**EXERCISE GOAL**.
A faithful transcription of all the data is required.

**Entries taken from a collection**.
--------
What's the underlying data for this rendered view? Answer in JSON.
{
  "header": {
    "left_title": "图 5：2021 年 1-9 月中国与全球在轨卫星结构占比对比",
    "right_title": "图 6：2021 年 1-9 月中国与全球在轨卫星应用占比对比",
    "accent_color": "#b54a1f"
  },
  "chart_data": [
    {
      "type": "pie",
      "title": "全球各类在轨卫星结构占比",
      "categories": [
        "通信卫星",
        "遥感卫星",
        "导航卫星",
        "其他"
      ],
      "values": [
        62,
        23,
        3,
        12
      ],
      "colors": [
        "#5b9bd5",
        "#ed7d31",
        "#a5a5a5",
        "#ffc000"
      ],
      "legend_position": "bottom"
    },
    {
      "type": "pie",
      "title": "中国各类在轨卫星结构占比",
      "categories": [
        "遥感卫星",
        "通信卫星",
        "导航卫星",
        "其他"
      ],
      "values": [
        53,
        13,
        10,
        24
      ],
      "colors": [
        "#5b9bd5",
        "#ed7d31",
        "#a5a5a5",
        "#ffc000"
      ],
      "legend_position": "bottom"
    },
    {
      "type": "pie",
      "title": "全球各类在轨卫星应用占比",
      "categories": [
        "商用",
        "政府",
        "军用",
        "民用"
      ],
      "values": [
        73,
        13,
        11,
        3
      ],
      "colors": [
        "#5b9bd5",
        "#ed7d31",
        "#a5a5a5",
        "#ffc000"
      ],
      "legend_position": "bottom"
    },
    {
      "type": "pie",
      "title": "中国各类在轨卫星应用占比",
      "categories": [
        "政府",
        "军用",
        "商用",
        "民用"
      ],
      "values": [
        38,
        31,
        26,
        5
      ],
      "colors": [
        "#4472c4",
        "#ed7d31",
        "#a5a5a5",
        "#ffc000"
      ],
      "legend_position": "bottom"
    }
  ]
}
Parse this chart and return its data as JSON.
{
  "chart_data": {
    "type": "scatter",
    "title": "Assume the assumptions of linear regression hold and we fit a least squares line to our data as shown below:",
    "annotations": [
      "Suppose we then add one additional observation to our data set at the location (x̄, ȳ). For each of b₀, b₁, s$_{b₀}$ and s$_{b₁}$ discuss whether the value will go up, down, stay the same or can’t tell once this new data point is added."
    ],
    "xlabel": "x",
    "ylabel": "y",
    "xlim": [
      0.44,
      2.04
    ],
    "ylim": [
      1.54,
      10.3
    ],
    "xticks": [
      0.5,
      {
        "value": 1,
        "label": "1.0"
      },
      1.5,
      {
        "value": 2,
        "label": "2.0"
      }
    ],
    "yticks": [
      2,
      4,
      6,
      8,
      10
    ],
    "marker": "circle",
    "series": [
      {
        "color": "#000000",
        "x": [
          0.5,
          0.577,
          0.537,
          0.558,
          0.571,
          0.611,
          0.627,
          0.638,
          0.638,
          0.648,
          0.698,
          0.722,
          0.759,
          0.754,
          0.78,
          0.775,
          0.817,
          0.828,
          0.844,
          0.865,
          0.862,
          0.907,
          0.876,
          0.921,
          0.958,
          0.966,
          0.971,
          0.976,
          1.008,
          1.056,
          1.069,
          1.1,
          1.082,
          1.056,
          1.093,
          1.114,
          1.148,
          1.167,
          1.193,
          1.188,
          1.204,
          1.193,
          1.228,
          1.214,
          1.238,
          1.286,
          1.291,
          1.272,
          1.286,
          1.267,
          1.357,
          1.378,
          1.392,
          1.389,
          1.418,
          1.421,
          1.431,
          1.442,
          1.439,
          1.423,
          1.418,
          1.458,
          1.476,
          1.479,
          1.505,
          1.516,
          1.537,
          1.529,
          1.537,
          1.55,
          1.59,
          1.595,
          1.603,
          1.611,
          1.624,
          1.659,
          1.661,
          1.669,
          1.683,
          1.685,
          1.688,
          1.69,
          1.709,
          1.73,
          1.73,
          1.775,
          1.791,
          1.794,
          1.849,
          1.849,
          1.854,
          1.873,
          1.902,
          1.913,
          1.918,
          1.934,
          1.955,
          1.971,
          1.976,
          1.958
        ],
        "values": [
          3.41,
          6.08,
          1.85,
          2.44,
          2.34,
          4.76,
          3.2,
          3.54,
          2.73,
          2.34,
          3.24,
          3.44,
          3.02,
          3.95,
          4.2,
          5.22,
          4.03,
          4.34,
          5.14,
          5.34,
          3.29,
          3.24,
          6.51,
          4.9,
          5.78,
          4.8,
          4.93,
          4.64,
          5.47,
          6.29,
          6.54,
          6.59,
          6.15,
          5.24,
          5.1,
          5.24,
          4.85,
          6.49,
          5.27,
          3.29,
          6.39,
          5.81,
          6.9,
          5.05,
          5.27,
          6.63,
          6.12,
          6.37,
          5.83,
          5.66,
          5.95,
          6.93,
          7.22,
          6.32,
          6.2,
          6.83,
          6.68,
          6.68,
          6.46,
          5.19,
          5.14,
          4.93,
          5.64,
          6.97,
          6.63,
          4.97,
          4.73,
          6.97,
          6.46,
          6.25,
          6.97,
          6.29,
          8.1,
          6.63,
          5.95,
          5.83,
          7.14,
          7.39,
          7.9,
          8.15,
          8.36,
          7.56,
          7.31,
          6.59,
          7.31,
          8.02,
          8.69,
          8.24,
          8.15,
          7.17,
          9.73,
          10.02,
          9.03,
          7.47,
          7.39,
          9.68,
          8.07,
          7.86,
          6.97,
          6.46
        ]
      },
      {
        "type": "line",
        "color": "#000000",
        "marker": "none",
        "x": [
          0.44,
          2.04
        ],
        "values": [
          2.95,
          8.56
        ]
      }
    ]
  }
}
--------
**ANSWER TO THIS PROBLEM**.
What's the underlying data for this rendered view? Answer in JSON.
{
  "header": {
    "left_title": "图 5：2021 年 1-9 月中国与全球在轨卫星结构占比对比",
    "right_title": "图 6：2021 年 1-9 月中国与全球在轨卫星应用占比对比",
    "accent_color": "#b54a1f"
  },
  "chart_data": [
    {
      "type": "pie",
      "title": "全球各类在轨卫星结构占比",
      "categories": [
        "通信卫星",
        "遥感卫星",
        "导航卫星",
        "其他"
      ],
      "values": [
        62,
        23,
        3,
        12
      ],
      "colors": [
        "#5b9bd5",
        "#ed7d31",
        "#a5a5a5",
        "#ffc000"
      ],
      "legend_position": "bottom"
    },
    {
      "type": "pie",
      "title": "中国各类在轨卫星结构占比",
      "categories": [
        "遥感卫星",
        "通信卫星",
        "导航卫星",
        "其他"
      ],
      "values": [
        53,
        13,
        10,
        24
      ],
      "colors": [
        "#5b9bd5",
        "#ed7d31",
        "#a5a5a5",
        "#ffc000"
      ],
      "legend_position": "bottom"
    },
    {
      "type": "pie",
      "title": "全球各类在轨卫星应用占比",
      "categories": [
        "商用",
        "政府",
        "军用",
        "民用"
      ],
      "values": [
        73,
        13,
        11,
        3
      ],
      "colors": [
        "#5b9bd5",
        "#ed7d31",
        "#a5a5a5",
        "#ffc000"
      ],
      "legend_position": "bottom"
    },
    {
      "type": "pie",
      "title": "中国各类在轨卫星应用占比",
      "categories": [
        "政府",
        "军用",
        "商用",
        "民用"
      ],
      "values": [
        38,
        31,
        26,
        5
      ],
      "colors": [
        "#4472c4",
        "#ed7d31",
        "#a5a5a5",
        "#ffc000"
      ],
      "legend_position": "bottom"
    }
  ]
}
Parse this chart and return its data as JSON.
{
  "chart_data": {
    "type": "scatter",
    "title": "Assume the assumptions of linear regression hold and we fit a least squares line to our data as shown below:",
    "annotations": [
      "Suppose we then add one additional observation to our data set at the location (x̄, ȳ). For each of b₀, b₁, s$_{b₀}$ and s$_{b₁}$ discuss whether the value will go up, down, stay the same or can’t tell once this new data point is added."
    ],
    "xlabel": "x",
    "ylabel": "y",
    "xlim": [
      0.44,
      2.04
    ],
    "ylim": [
      1.54,
      10.3
    ],
    "xticks": [
      0.5,
      {
        "value": 1,
        "label": "1.0"
      },
      1.5,
      {
        "value": 2,
        "label": "2.0"
      }
    ],
    "yticks": [
      2,
      4,
      6,
      8,
      10
    ],
    "marker": "circle",
    "series": [
      {
        "color": "#000000",
        "x": [
          0.5,
          0.577,
          0.537,
          0.558,
          0.571,
          0.611,
          0.627,
          0.638,
          0.638,
          0.648,
          0.698,
          0.722,
          0.759,
          0.754,
          0.78,
          0.775,
          0.817,
          0.828,
          0.844,
          0.865,
          0.862,
          0.907,
          0.876,
          0.921,
          0.958,
          0.966,
          0.971,
          0.976,
          1.008,
          1.056,
          1.069,
          1.1,
          1.082,
          1.056,
          1.093,
          1.114,
          1.148,
          1.167,
          1.193,
          1.188,
          1.204,
          1.193,
          1.228,
          1.214,
          1.238,
          1.286,
          1.291,
          1.272,
          1.286,
          1.267,
          1.357,
          1.378,
          1.392,
          1.389,
          1.418,
          1.421,
          1.431,
          1.442,
          1.439,
          1.423,
          1.418,
          1.458,
          1.476,
          1.479,
          1.505,
          1.516,
          1.537,
          1.529,
          1.537,
          1.55,
          1.59,
          1.595,
          1.603,
          1.611,
          1.624,
          1.659,
          1.661,
          1.669,
          1.683,
          1.685,
          1.688,
          1.69,
          1.709,
          1.73,
          1.73,
          1.775,
          1.791,
          1.794,
          1.849,
          1.849,
          1.854,
          1.873,
          1.902,
          1.913,
          1.918,
          1.934,
          1.955,
          1.971,
          1.976,
          1.958
        ],
        "values": [
          3.41,
          6.08,
          1.85,
          2.44,
          2.34,
          4.76,
          3.2,
          3.54,
          2.73,
          2.34,
          3.24,
          3.44,
          3.02,
          3.95,
          4.2,
          5.22,
          4.03,
          4.34,
          5.14,
          5.34,
          3.29,
          3.24,
          6.51,
          4.9,
          5.78,
          4.8,
          4.93,
          4.64,
          5.47,
          6.29,
          6.54,
          6.59,
          6.15,
          5.24,
          5.1,
          5.24,
          4.85,
          6.49,
          5.27,
          3.29,
          6.39,
          5.81,
          6.9,
          5.05,
          5.27,
          6.63,
          6.12,
          6.37,
          5.83,
          5.66,
          5.95,
          6.93,
          7.22,
          6.32,
          6.2,
          6.83,
          6.68,
          6.68,
          6.46,
          5.19,
          5.14,
          4.93,
          5.64,
          6.97,
          6.63,
          4.97,
          4.73,
          6.97,
          6.46,
          6.25,
          6.97,
          6.29,
          8.1,
          6.63,
          5.95,
          5.83,
          7.14,
          7.39,
          7.9,
          8.15,
          8.36,
          7.56,
          7.31,
          6.59,
          7.31,
          8.02,
          8.69,
          8.24,
          8.15,
          7.17,
          9.73,
          10.02,
          9.03,
          7.47,
          7.39,
          9.68,
          8.07,
          7.86,
          6.97,
          6.46
        ]
      },
      {
        "type": "line",
        "color": "#000000",
        "marker": "none",
        "x": [
          0.44,
          2.04
        ],
        "values": [
          2.95,
          8.56
        ]
      }
    ]
  }
}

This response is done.